══ Lesetext ══

Deshalb ist es Kovacs wichtigste Aufgabe, alle Spieler bei Laune zu halten. Dafür aber muss er regelmäßig durchwechseln. Und provoziert Frust bei denen - siehe Rodriguez - die wieder raus müssen.

Die Frustrierten gruppieren sich. Wahlweise arbeiten sie aktiv gegen den Trainer oder verweigern sich schlicht dessen Anweisungen.

Dies soll bei Franck Ribéry, Arjen Robben, Mats Hummels und Thomas Müller der Fall sein. Ihnen liegen jedoch nicht nur ihre Einsatzzeiten im Magen. Angeblich fehlt ihnen generell der Respekt vor Kovacs Trainer-Autorität.

Lösung

Niko Kovac muss es schaffen, dass alle an einem Strang ziehen.

"Wir haben einen großen, qualitativ guten Kader. Jeder beim FC Bayern München hat den berechtigten Anspruch, zu spielen. Wir können uns drehen und wenden, wie wir wollen. Jeder bekommt seine Chance. Wir müssen performen. Wenn wir nicht performen, kommt ein anderer", fasste der Coach am Tag vor dem 2:0-Sieg in der Champions League gegen Athen zusammen.

═══
══ Dateneinträge ══

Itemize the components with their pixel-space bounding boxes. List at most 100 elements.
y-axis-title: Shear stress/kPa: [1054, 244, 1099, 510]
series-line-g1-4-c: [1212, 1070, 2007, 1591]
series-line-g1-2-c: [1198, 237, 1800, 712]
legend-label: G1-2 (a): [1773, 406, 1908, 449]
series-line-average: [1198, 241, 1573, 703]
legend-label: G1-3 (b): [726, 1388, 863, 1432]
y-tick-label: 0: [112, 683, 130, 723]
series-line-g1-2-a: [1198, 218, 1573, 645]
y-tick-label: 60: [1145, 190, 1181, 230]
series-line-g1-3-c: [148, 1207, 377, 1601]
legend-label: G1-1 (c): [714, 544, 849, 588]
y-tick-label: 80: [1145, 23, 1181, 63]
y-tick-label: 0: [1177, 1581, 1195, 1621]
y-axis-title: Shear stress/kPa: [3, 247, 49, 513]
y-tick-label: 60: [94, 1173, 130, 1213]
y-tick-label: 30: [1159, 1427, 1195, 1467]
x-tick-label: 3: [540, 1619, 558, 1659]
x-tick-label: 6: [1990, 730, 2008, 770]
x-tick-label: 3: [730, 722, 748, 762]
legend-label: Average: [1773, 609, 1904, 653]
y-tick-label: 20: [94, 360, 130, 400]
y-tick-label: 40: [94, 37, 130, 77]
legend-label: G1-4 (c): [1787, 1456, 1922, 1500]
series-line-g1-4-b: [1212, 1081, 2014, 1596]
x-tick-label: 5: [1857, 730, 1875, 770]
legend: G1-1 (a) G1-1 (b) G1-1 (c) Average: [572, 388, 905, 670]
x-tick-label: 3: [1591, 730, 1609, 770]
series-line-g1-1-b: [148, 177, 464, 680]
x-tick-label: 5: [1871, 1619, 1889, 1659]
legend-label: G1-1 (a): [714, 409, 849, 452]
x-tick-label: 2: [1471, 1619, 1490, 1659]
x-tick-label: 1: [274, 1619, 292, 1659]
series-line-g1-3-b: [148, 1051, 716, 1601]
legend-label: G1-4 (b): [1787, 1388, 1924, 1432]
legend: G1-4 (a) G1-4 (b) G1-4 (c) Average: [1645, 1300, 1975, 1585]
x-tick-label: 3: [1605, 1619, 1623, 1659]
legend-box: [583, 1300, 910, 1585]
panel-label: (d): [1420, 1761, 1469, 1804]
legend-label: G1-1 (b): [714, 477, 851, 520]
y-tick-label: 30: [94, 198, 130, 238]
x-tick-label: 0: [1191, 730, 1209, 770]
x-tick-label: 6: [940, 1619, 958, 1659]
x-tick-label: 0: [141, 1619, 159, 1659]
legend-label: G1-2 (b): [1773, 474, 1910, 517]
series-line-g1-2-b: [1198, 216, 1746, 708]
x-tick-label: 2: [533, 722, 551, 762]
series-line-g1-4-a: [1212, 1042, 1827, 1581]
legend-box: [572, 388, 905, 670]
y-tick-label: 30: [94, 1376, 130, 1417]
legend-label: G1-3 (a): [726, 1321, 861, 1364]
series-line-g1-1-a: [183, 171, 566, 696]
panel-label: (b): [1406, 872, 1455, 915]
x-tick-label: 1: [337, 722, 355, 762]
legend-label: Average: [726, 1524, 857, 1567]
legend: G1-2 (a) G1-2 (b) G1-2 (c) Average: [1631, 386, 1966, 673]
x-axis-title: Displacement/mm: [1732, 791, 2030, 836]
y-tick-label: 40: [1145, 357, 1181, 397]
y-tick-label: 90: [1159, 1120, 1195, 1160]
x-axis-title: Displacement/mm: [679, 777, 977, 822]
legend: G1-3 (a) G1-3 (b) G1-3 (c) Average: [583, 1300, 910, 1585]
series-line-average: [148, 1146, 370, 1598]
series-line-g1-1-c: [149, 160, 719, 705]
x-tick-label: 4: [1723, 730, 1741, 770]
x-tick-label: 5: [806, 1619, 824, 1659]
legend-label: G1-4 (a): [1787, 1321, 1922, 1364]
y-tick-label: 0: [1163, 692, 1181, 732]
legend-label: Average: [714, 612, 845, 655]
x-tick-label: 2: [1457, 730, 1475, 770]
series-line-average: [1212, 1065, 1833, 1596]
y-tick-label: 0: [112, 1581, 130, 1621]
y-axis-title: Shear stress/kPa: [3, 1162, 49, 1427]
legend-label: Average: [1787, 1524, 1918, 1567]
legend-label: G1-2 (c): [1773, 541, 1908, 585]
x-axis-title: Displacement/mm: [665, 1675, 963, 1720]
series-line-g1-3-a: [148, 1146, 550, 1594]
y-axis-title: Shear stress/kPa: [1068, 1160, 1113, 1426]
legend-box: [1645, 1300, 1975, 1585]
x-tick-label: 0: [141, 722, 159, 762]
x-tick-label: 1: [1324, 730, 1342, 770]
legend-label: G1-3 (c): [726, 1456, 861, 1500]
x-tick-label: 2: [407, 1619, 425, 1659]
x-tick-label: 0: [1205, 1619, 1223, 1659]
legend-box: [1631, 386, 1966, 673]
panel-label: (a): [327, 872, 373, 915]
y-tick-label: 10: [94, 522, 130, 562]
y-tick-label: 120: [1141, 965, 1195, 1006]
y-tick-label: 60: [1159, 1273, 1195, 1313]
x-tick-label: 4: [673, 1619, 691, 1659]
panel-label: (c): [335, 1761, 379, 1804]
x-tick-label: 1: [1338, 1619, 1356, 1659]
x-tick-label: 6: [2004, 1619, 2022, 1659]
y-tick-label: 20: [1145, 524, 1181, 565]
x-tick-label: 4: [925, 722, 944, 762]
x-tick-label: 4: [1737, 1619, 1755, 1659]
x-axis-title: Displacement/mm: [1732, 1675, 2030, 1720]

═══

= Aufgabenstellung =
Führen Sie den Lesetext über Niko Kovac und den Kader des FC Bayern München im Anschluss an seinen letzten Satz fort.

= Ausgabe der Übung =
Kovac weiß, dass die individuelle Unterstützung für den Trainer entscheidend davon abhängt, zu spielen. Bildet sich aus dem Personal, das weniger oder gar nicht spielt, eine wachsende Gruppe der Frustrierten, wird es für den Trainer gefährlich.

"Wir müssen zusammenhalten, das ist der springende Punkt. Jeder Einzelne ist verpflichtet, dass der Verein erfolgreich ist."

Die Veteranen

Franck Ribéry und Arjen Robben haben sich beim FC Bayern München im vergangenen Jahrzehnt den Status von Legenden erspielt.

Sie genügen auch mit Mitte 30 noch internationalem Anspruch. Trotzdem ist auch die Haltbarkeit von "Robbéry" begrenzt und der Verein auf der Suche nach dem passenden Weg, die Flügelzange außer Dienst zu stellen.

Niko Kovac gestehen Ribéry und Robben erwähntem "kicker"-Bericht nach nicht das Recht zu, sie auszusortieren. Uli Hoeneß aber kündigt den großen Umbruch für den kommenden Sommer an.

Der könnte - altersbedingt - auch Rafinhas Ära in München beenden und - leistungsbedingt - Jerome Boateng zwingen, sich nach einem neuen Verein umzuschauen.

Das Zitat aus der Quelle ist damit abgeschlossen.